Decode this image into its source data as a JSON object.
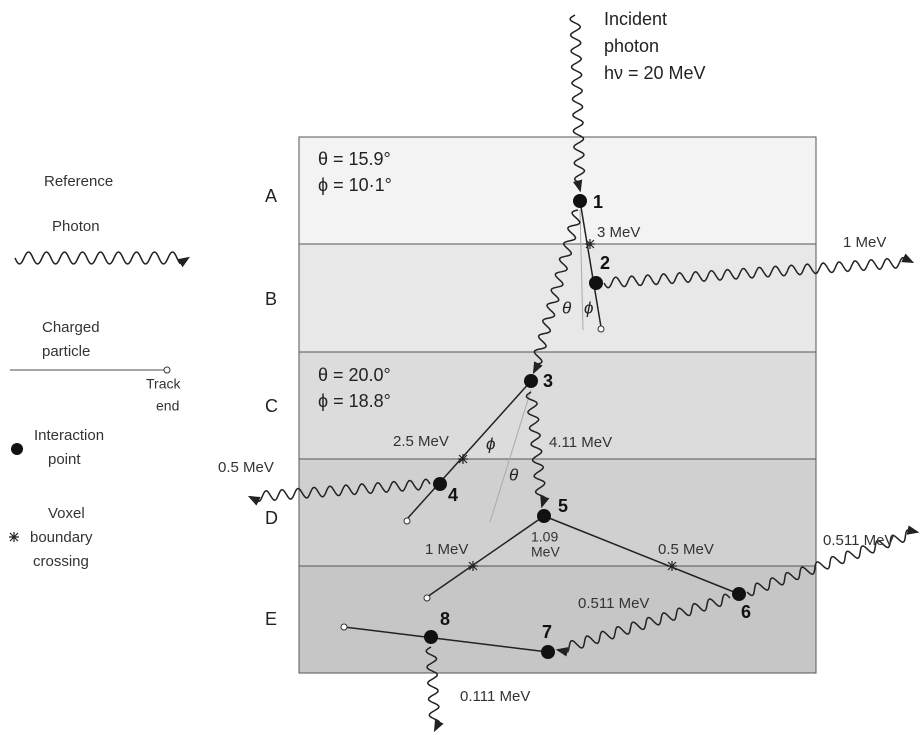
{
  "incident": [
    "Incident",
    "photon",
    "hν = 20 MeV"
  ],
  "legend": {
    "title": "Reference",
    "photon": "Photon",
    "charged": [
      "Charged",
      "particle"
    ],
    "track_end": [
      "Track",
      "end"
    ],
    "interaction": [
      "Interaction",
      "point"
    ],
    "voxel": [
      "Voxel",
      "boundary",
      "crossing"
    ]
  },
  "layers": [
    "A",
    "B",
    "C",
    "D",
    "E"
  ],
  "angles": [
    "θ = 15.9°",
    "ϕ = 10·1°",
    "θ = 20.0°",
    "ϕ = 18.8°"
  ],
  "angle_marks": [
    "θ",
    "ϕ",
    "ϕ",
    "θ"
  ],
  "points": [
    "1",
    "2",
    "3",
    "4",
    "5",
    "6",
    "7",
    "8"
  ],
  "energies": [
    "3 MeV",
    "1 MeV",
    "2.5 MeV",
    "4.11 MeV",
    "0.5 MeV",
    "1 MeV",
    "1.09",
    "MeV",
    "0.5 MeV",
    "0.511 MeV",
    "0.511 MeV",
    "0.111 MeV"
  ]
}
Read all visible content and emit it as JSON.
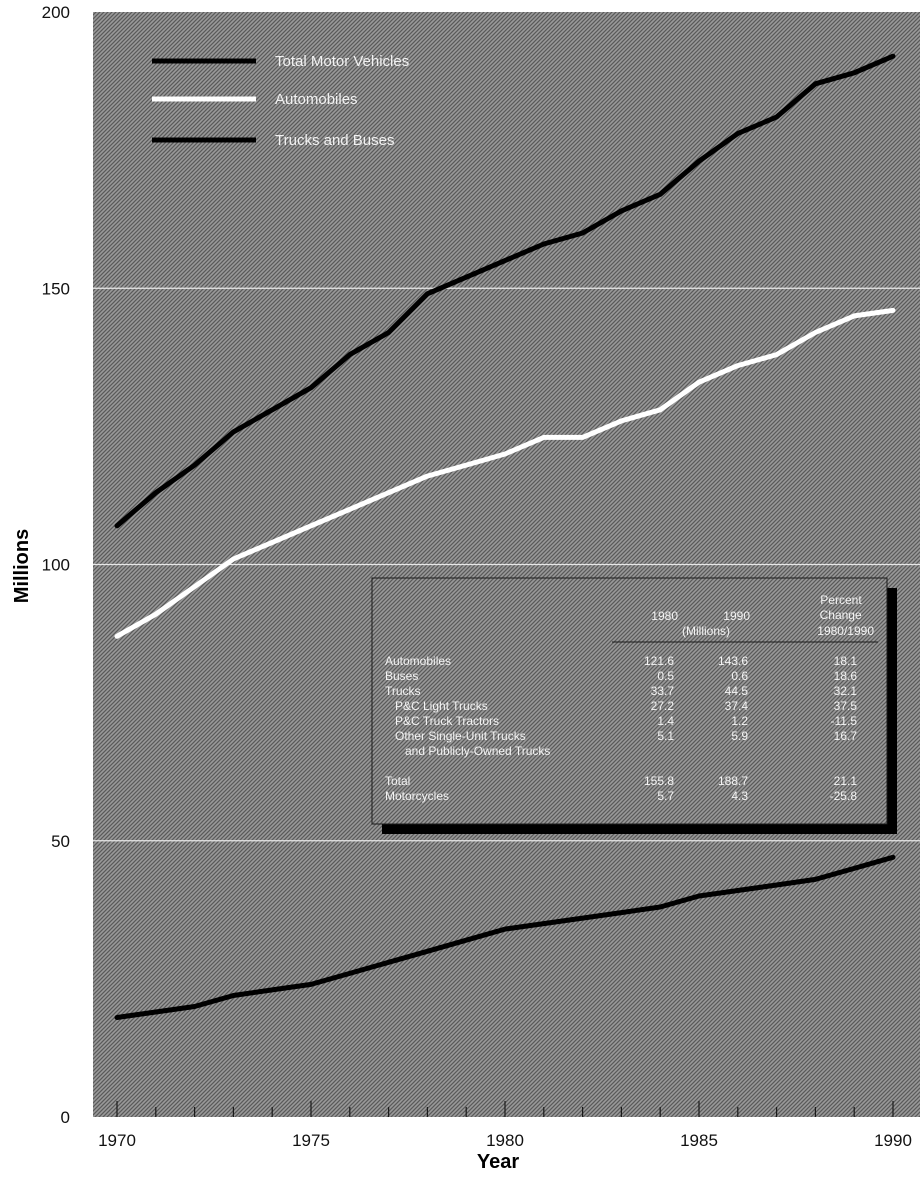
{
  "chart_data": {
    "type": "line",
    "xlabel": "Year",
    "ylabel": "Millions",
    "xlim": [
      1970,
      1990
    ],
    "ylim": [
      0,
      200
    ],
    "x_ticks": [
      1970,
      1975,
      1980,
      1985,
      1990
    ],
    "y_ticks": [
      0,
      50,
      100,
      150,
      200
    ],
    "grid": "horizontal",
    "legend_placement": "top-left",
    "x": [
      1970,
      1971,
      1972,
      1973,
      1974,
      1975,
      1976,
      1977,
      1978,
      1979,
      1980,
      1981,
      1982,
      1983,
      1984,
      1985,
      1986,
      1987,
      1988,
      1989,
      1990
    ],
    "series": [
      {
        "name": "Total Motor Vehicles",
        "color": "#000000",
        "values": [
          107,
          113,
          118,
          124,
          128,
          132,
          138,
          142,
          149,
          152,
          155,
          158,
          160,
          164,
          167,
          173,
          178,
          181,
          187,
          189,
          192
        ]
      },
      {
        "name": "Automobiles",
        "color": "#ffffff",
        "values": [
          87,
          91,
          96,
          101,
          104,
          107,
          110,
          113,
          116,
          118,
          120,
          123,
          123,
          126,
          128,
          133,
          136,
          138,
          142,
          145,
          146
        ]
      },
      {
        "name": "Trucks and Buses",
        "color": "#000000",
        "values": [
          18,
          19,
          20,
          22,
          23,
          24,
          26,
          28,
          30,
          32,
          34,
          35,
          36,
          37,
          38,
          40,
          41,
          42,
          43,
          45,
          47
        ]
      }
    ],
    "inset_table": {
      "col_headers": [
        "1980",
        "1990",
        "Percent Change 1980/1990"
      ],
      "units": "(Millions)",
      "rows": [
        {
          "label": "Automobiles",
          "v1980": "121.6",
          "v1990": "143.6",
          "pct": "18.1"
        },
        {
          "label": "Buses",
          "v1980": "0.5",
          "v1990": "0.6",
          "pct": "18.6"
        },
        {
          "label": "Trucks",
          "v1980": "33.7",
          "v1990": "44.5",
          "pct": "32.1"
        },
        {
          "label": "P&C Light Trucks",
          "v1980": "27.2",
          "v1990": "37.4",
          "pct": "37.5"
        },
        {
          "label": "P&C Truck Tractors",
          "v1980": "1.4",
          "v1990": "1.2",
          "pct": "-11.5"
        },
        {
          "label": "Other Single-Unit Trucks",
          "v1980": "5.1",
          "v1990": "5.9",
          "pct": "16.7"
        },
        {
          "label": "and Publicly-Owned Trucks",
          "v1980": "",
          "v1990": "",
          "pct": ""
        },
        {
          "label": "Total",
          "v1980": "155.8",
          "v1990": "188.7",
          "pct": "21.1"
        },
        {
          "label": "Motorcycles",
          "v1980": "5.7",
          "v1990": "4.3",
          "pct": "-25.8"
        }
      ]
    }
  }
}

━━━━━━━━

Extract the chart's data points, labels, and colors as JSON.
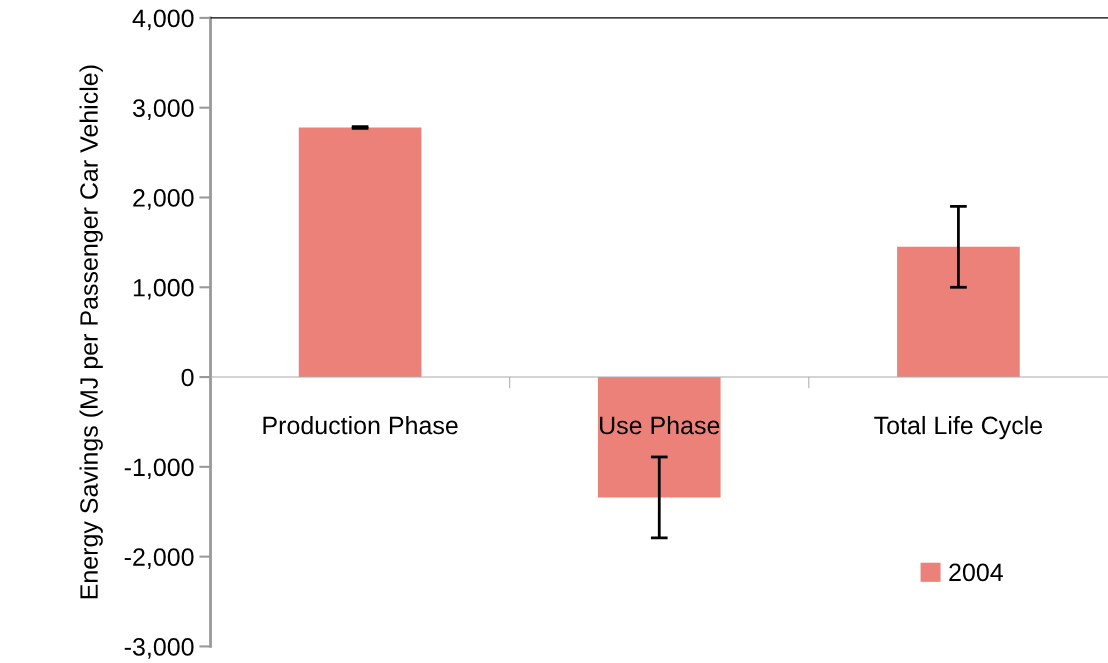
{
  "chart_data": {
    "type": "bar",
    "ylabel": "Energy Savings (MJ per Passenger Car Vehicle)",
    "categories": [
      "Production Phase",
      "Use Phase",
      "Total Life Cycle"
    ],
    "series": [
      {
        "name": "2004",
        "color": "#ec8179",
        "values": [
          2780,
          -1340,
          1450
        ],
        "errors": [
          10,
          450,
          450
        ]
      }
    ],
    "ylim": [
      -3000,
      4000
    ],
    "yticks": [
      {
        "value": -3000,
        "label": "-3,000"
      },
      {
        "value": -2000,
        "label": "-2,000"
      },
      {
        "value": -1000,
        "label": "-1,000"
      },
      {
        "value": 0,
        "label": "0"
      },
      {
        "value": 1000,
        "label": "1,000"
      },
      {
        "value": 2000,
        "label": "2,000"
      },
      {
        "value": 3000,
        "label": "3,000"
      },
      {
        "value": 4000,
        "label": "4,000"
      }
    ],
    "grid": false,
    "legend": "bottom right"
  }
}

━━━━━━━━

* BRIEF: Each line that contains the string "points" counts once; report how many such lines the entries have, giving only the number.

* ANSWER TO THE PROBLEM: 2